## 提供テキスト
----------------
第248話 歓迎されて笑えなかった男

昨日に続いてニュースからネタを取り上げる。


2022年10月28日、いわゆる王将社長殺人事件の犯人が逮捕された。

餃子の王将の社長が射殺されたのが2013年12月19日。

実に9年近くかかったことになる。

犯人逮捕を諦めなかった警察の執念に敬意を表したい。


さて、この射殺事件。

使われたのは25口径の拳銃で、サイズ的にはかなり珍しいものだ。

普通は22口径か38口径、大きいのは45口径になる。


オレは銃創は日本で見たことも治療したこともない。

が、アメリカに留学した早々に見る羽目になった。


手術用画像のセッティングのために手術室にいたときのこと。

脳外科レジデントのジャックに「ERに来てみろよ」と言われた。
----------------
## レコード一覧
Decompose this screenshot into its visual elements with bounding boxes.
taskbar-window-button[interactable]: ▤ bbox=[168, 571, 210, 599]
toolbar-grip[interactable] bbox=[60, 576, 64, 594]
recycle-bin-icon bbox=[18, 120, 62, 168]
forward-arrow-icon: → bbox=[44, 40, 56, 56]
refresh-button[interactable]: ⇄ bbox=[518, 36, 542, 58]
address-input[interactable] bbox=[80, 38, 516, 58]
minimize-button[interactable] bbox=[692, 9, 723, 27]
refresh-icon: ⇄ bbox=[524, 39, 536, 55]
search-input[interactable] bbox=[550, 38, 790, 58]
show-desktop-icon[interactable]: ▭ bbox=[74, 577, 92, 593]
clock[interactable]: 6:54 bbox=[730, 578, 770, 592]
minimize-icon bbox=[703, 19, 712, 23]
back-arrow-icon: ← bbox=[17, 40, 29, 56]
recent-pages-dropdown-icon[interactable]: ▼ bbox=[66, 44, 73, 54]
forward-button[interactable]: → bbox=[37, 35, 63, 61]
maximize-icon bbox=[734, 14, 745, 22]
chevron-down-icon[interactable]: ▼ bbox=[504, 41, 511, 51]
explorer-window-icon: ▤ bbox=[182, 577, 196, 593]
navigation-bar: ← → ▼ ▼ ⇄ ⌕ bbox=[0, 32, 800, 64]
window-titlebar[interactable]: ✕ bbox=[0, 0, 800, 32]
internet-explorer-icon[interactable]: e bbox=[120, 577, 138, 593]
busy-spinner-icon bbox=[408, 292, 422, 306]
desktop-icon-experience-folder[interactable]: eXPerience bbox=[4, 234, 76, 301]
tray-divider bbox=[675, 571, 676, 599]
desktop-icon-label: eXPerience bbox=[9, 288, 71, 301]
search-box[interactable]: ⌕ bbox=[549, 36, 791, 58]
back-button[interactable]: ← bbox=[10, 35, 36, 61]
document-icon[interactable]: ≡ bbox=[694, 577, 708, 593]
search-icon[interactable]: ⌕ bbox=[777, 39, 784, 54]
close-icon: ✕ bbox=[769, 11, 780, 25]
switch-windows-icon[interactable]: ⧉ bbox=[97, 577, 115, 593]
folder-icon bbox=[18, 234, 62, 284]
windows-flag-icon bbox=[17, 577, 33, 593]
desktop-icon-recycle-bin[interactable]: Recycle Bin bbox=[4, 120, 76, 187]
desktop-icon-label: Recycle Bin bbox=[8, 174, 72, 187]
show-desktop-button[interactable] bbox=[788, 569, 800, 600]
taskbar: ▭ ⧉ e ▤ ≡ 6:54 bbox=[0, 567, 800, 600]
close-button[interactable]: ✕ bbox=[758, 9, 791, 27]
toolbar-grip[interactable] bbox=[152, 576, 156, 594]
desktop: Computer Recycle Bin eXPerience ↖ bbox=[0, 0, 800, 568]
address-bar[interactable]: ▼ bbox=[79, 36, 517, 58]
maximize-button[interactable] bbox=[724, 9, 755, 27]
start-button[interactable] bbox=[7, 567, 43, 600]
----------------
## やること
**1.** 提供テキストのうち、「2022年10月28日、いわゆる王将社長殺人事件の犯人が逮捕された。」を含む箇所から始めて「普通は22口径か38口径、大きいのは45口径になる。」のところまでを、一字一句そのまま書き写してください。
**2.** 提供テキストについて、次の問いに答えてください。
(a) 犯人が逮捕されたのは何年何月何日ですか？
(b) 射殺に使われた拳銃は何口径でしたか？
(c) ジャックの役職は何ですか？
**3.** 提供テキストに出てくる拳銃の口径をすべて挙げてください。
レコードはここでは使いません。

## 各タスクの回答
**1.**
2022年10月28日、いわゆる王将社長殺人事件の犯人が逮捕された。

餃子の王将の社長が射殺されたのが2013年12月19日。

実に9年近くかかったことになる。

犯人逮捕を諦めなかった警察の執念に敬意を表したい。


さて、この射殺事件。

使われたのは25口径の拳銃で、サイズ的にはかなり珍しいものだ。

普通は22口径か38口径、大きいのは45口径になる。

**2.**
(a) 2022年10月28日
(b) 25口径
(c) 脳外科レジデント

**3.** 25口径、22口径、38口径、45口径